━━━━━ Exercise materials ━━━━━

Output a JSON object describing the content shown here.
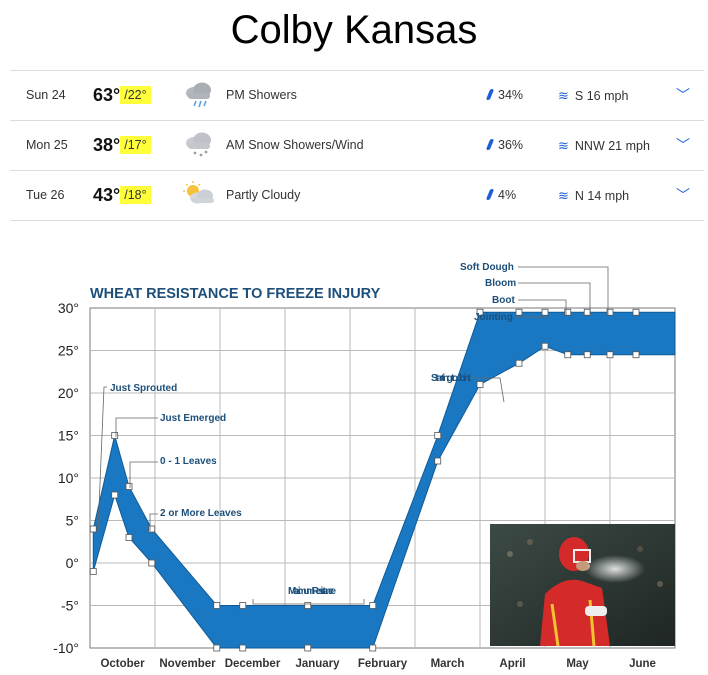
{
  "title": "Colby Kansas",
  "forecast": [
    {
      "day": "Sun 24",
      "high": "63°",
      "low": "/22°",
      "icon": "rain-shower-icon",
      "condition": "PM Showers",
      "precip": "34%",
      "wind": "S 16 mph"
    },
    {
      "day": "Mon 25",
      "high": "38°",
      "low": "/17°",
      "icon": "snow-shower-icon",
      "condition": "AM Snow Showers/Wind",
      "precip": "36%",
      "wind": "NNW 21 mph"
    },
    {
      "day": "Tue 26",
      "high": "43°",
      "low": "/18°",
      "icon": "partly-cloudy-icon",
      "condition": "Partly Cloudy",
      "precip": "4%",
      "wind": "N 14 mph"
    }
  ],
  "colors": {
    "highlight": "#ffff3c",
    "accent": "#1f5fd6",
    "band": "#1a78c2",
    "chart_title": "#1d4f7a"
  },
  "chart_data": {
    "type": "area",
    "title": "WHEAT RESISTANCE TO FREEZE INJURY",
    "categories": [
      "October",
      "November",
      "December",
      "January",
      "February",
      "March",
      "April",
      "May",
      "June"
    ],
    "y_ticks": [
      "30°",
      "25°",
      "20°",
      "15°",
      "10°",
      "5°",
      "0°",
      "-5°",
      "-10°"
    ],
    "ylim": [
      -10,
      30
    ],
    "grid": true,
    "x": [
      0.05,
      0.38,
      0.6,
      0.95,
      1.95,
      2.35,
      3.35,
      4.35,
      5.35,
      6.0,
      6.6,
      7.0,
      7.35,
      7.65,
      8.0,
      8.4,
      9.0
    ],
    "upper": [
      4,
      15,
      9,
      4,
      -5,
      -5,
      -5,
      -5,
      15,
      29.5,
      29.5,
      29.5,
      29.5,
      29.5,
      29.5,
      29.5,
      29.5
    ],
    "lower": [
      -1,
      8,
      3,
      0,
      -10,
      -10,
      -10,
      -10,
      12,
      21,
      23.5,
      25.5,
      24.5,
      24.5,
      24.5,
      24.5,
      24.5
    ],
    "annotations": [
      {
        "label": "Just Sprouted"
      },
      {
        "label": "Just Emerged"
      },
      {
        "label": "0 - 1 Leaves"
      },
      {
        "label": "2 or More Leaves"
      },
      {
        "label": "Maximum Resistance"
      },
      {
        "label": "Starting to Joint"
      },
      {
        "label": "Jointing"
      },
      {
        "label": "Boot"
      },
      {
        "label": "Bloom"
      },
      {
        "label": "Soft Dough"
      }
    ]
  }
}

━━━━━

Exercise directions: Return each full line of the entries that contains the word "Just".

Reply:
        "label": "Just Sprouted"
        "label": "Just Emerged"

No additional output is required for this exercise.